YOUR TASK —
Say how many lines of the material below contain the word "orientation", with no other words.

________________________

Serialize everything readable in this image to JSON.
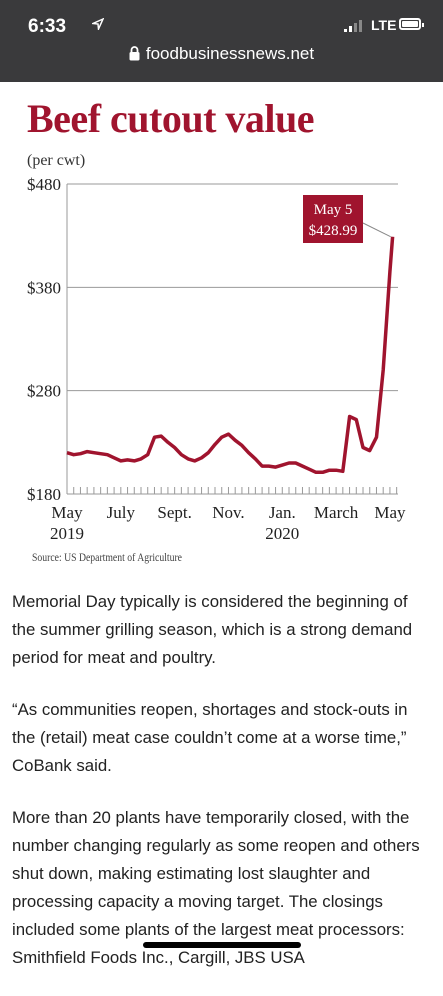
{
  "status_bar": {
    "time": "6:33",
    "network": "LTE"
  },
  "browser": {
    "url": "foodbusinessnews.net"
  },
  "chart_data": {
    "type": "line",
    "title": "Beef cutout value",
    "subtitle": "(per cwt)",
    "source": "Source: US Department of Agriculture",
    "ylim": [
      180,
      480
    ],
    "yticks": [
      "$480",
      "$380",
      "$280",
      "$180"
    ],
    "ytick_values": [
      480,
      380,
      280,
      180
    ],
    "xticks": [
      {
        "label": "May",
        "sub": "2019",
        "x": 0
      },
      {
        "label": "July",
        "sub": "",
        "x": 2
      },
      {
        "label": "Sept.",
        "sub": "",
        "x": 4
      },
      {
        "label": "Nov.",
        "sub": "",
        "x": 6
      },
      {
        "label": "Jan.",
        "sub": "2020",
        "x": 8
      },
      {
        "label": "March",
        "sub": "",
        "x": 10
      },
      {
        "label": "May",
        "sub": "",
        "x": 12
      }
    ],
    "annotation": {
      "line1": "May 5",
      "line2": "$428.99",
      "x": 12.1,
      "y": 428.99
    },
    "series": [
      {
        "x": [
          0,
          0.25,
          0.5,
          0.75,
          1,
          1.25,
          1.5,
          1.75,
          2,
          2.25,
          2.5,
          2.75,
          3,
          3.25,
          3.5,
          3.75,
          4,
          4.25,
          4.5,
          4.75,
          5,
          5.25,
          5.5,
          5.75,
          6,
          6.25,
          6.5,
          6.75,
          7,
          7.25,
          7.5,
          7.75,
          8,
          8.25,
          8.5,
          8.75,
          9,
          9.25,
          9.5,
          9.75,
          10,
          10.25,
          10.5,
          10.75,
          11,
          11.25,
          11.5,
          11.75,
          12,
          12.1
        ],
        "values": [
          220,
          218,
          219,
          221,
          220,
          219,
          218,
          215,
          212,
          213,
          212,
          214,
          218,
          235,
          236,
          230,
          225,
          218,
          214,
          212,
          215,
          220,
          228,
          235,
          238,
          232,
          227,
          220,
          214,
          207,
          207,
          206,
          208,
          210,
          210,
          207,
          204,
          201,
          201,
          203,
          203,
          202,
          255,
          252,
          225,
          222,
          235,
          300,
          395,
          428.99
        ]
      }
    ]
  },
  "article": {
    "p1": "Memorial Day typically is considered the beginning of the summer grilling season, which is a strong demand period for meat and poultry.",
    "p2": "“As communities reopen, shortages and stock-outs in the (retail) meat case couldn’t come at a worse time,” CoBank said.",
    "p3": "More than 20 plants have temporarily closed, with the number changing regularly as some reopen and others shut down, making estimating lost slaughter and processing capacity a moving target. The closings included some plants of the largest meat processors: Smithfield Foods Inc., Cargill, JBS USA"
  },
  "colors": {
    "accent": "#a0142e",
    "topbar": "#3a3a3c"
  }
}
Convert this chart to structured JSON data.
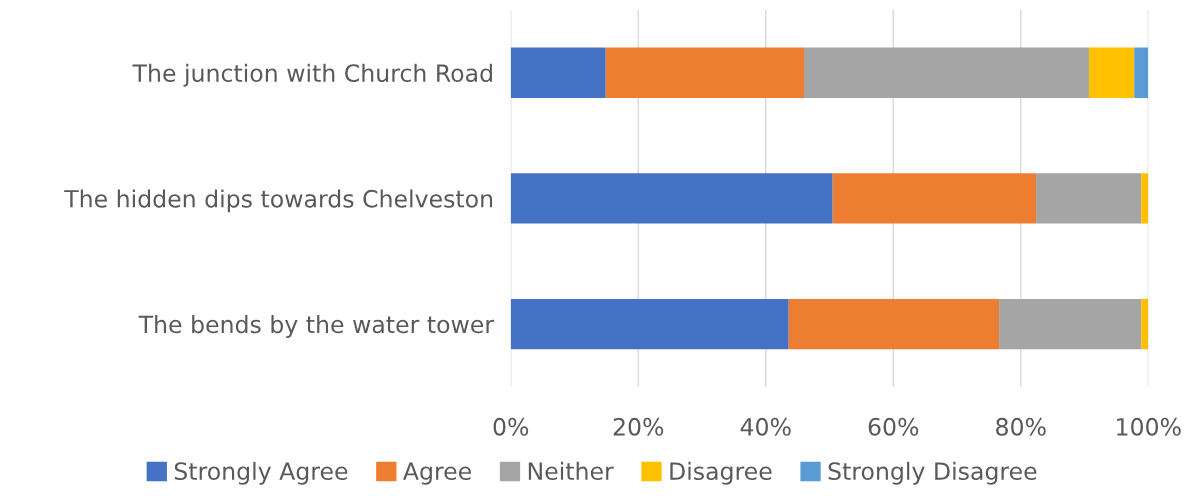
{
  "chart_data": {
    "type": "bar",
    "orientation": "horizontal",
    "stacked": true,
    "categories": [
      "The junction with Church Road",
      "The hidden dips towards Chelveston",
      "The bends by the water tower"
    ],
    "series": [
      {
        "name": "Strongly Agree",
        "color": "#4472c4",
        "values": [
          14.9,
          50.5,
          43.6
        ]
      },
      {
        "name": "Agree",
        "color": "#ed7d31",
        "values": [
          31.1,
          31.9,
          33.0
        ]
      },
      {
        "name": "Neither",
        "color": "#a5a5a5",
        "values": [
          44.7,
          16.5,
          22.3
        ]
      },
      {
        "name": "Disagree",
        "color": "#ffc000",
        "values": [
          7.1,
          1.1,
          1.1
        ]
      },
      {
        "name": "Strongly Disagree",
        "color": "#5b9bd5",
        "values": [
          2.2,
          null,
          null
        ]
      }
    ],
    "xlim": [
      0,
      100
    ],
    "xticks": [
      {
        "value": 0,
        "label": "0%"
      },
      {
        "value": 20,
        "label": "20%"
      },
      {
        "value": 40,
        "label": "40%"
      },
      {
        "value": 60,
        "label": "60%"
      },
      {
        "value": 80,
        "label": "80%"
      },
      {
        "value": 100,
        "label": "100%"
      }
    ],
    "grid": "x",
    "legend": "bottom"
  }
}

________________________

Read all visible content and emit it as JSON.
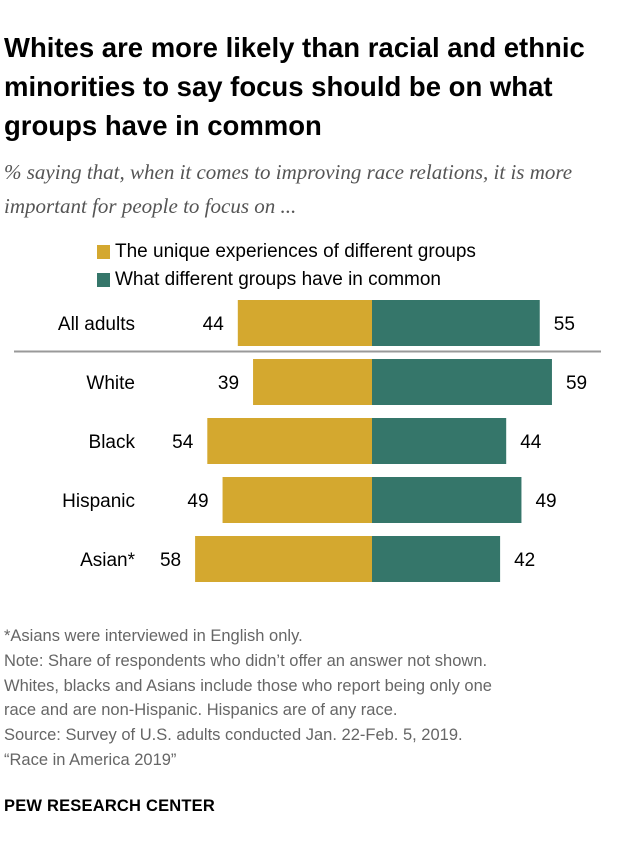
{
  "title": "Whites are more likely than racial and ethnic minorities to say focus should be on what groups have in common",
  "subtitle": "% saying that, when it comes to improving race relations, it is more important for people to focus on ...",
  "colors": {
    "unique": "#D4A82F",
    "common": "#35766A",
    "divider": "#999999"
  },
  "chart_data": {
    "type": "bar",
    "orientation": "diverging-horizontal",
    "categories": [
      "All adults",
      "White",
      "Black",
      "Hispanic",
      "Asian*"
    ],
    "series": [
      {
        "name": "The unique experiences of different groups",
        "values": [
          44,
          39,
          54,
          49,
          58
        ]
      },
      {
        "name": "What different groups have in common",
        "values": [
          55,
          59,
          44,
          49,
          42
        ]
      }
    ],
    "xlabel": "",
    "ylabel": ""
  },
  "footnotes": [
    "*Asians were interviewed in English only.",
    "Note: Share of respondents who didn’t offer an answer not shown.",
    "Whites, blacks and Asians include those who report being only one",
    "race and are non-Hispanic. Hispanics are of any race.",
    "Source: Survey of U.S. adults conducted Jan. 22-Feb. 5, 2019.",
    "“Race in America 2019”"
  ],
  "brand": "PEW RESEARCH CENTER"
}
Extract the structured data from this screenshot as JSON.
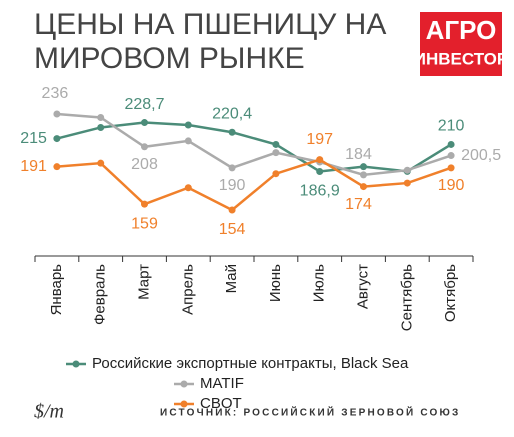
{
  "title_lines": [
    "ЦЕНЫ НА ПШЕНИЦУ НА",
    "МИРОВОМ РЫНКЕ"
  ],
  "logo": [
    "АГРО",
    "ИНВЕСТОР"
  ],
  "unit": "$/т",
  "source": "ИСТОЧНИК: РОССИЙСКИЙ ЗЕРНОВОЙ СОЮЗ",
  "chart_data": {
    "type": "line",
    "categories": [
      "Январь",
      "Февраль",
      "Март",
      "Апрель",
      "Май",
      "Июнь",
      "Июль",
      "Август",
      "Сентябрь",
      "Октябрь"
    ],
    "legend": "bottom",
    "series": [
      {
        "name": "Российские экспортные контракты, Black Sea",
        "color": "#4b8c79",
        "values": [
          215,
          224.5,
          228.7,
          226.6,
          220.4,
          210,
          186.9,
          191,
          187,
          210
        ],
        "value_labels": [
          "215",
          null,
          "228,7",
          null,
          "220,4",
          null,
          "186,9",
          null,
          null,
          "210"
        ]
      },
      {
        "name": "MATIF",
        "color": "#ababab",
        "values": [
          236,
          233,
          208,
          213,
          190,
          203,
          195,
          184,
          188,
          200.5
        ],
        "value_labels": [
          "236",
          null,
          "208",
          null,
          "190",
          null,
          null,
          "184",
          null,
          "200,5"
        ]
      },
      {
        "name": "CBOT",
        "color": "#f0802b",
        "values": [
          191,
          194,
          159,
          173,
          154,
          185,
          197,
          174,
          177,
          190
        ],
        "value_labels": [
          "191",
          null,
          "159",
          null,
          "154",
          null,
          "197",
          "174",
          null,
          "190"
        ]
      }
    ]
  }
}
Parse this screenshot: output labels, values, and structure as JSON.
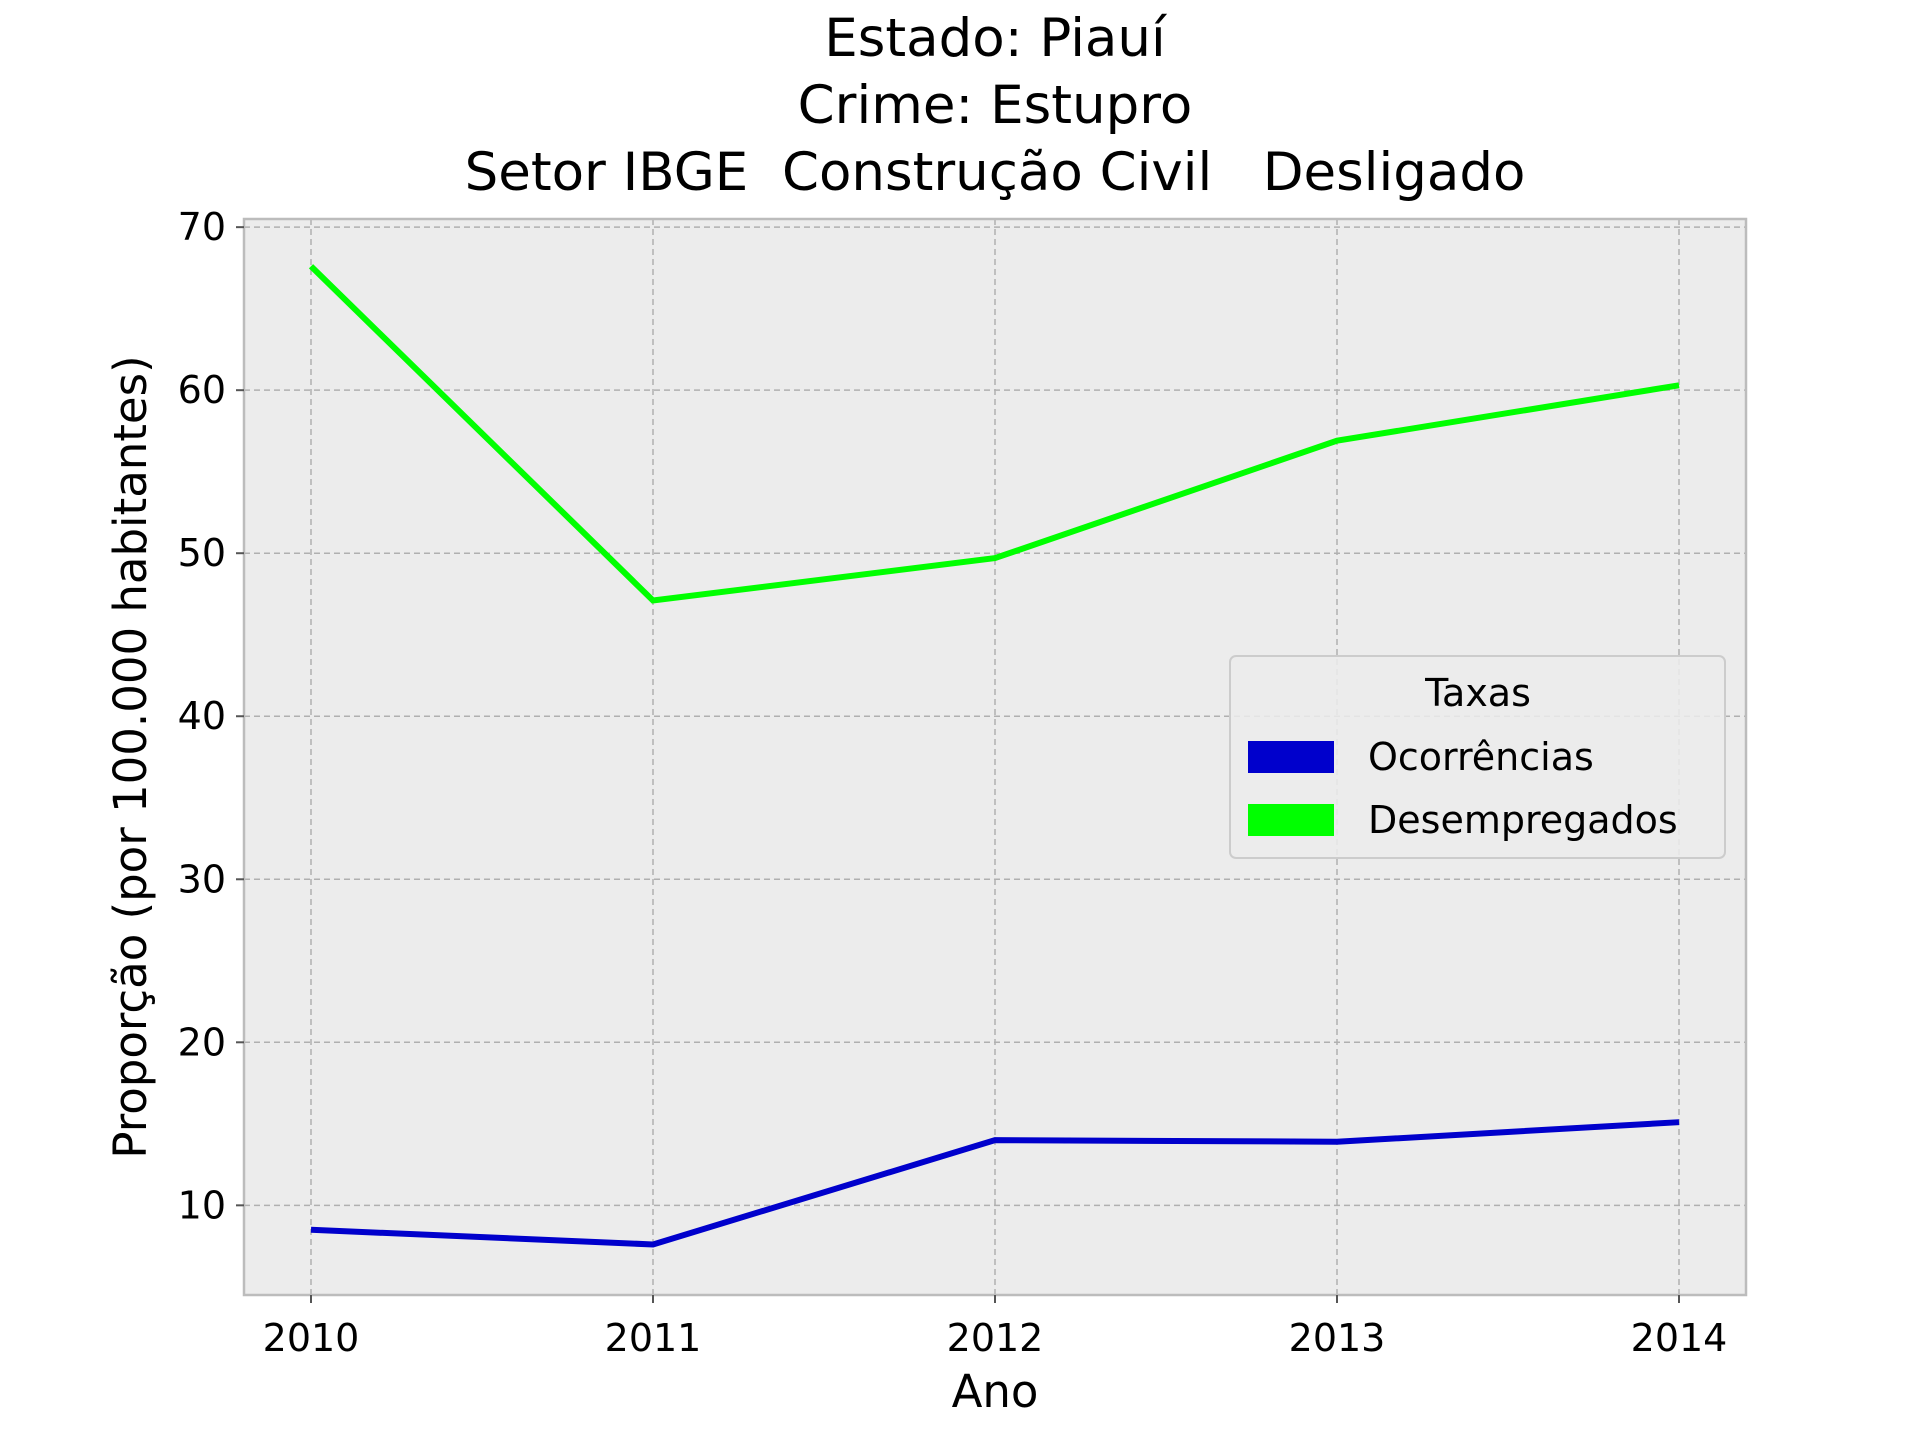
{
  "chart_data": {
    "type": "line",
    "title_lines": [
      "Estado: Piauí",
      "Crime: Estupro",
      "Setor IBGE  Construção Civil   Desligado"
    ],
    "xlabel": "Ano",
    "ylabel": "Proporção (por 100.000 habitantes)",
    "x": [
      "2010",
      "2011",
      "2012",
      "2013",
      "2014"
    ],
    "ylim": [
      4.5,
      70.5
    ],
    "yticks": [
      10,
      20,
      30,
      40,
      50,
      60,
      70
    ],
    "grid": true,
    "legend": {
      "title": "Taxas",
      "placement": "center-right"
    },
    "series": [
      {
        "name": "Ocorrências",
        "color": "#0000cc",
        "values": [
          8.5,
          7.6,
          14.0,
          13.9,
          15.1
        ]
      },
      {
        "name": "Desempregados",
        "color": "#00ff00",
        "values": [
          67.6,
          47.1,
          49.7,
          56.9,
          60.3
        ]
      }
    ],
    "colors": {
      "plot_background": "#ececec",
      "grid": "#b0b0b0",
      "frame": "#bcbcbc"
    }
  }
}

________________________

RESPONSE TO THE TASK —
2